[Collected data entries]
· · · ·

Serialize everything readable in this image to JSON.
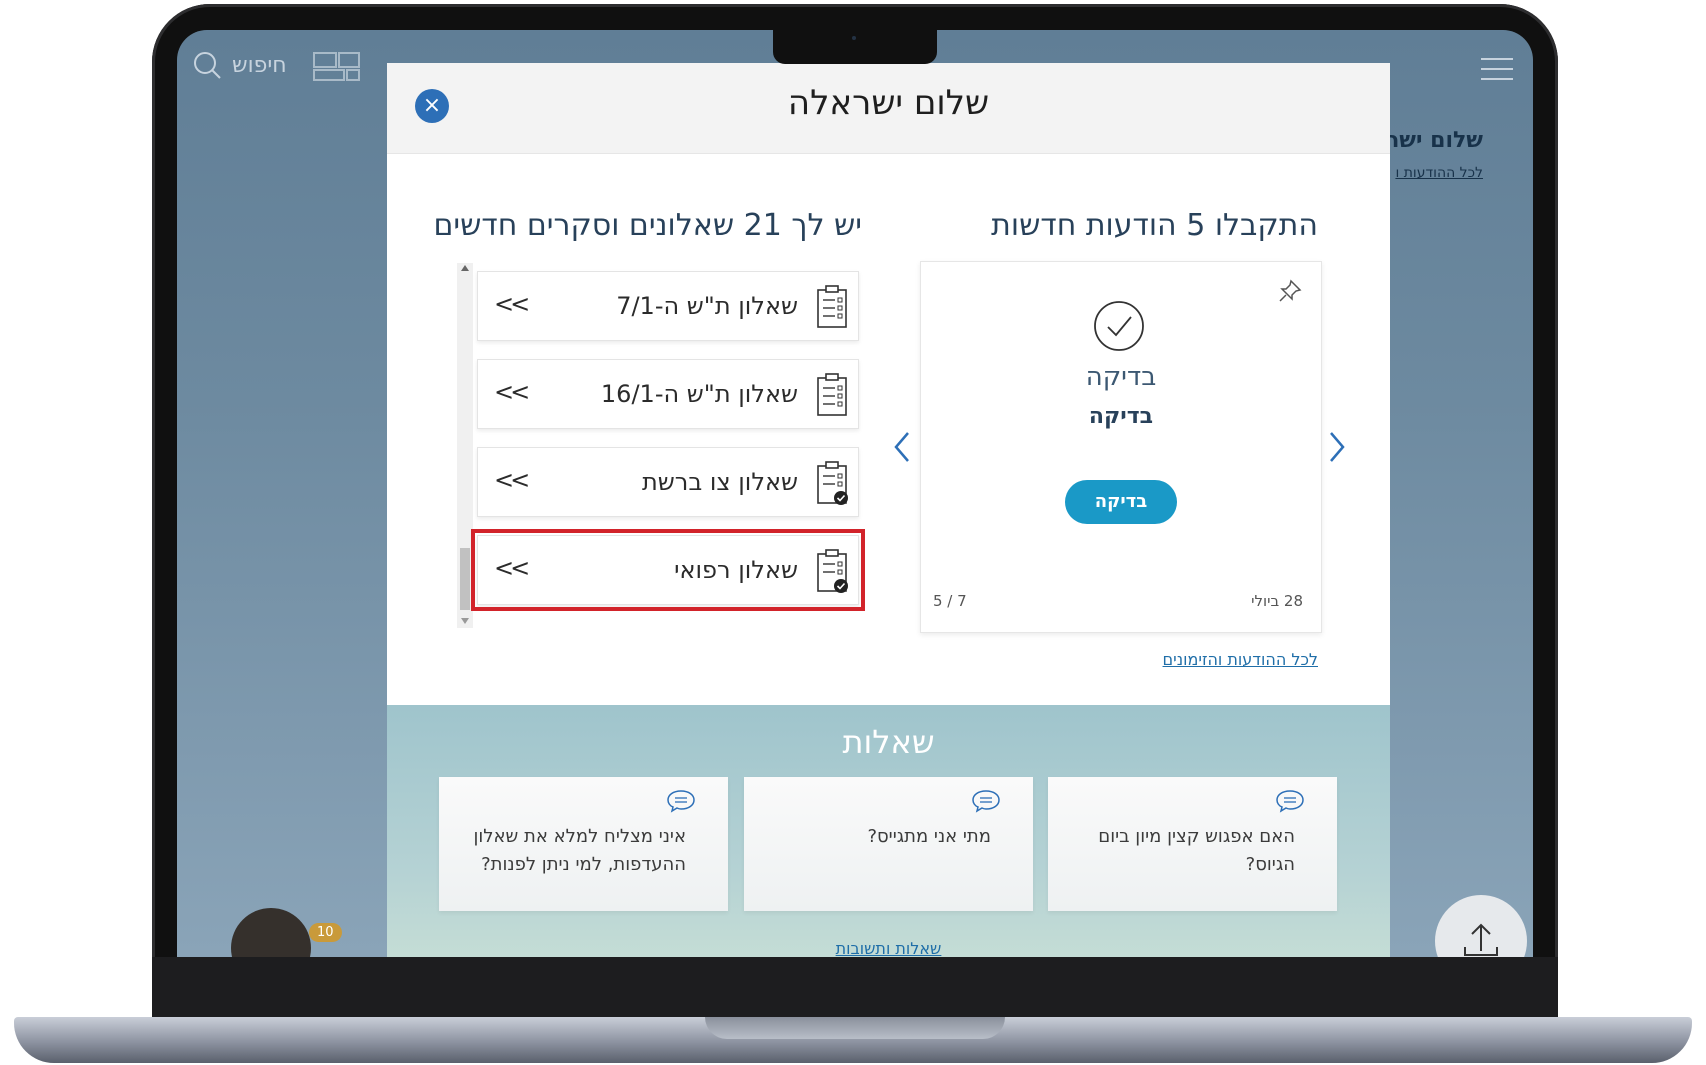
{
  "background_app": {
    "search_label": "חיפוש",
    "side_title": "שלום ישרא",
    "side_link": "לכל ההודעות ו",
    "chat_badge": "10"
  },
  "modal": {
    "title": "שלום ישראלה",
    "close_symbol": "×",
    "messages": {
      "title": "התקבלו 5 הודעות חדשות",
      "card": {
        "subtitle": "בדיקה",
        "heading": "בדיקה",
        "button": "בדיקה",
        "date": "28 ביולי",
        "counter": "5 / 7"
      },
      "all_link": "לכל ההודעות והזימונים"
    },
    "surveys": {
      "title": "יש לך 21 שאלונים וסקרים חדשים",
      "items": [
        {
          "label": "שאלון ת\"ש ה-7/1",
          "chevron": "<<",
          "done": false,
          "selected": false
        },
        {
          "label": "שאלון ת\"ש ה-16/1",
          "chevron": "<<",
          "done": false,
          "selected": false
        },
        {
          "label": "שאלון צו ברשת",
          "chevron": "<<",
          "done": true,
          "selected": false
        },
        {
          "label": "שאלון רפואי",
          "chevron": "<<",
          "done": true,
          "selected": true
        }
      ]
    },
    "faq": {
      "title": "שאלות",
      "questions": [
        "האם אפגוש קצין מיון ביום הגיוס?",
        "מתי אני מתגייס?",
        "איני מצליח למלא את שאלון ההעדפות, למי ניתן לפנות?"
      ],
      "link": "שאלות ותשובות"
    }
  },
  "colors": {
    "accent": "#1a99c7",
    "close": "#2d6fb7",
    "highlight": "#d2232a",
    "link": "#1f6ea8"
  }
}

· · · ·

**To be done**
Give only a number: how many lines of the data hold the string "ההודעות"?

**Exercise answer**
2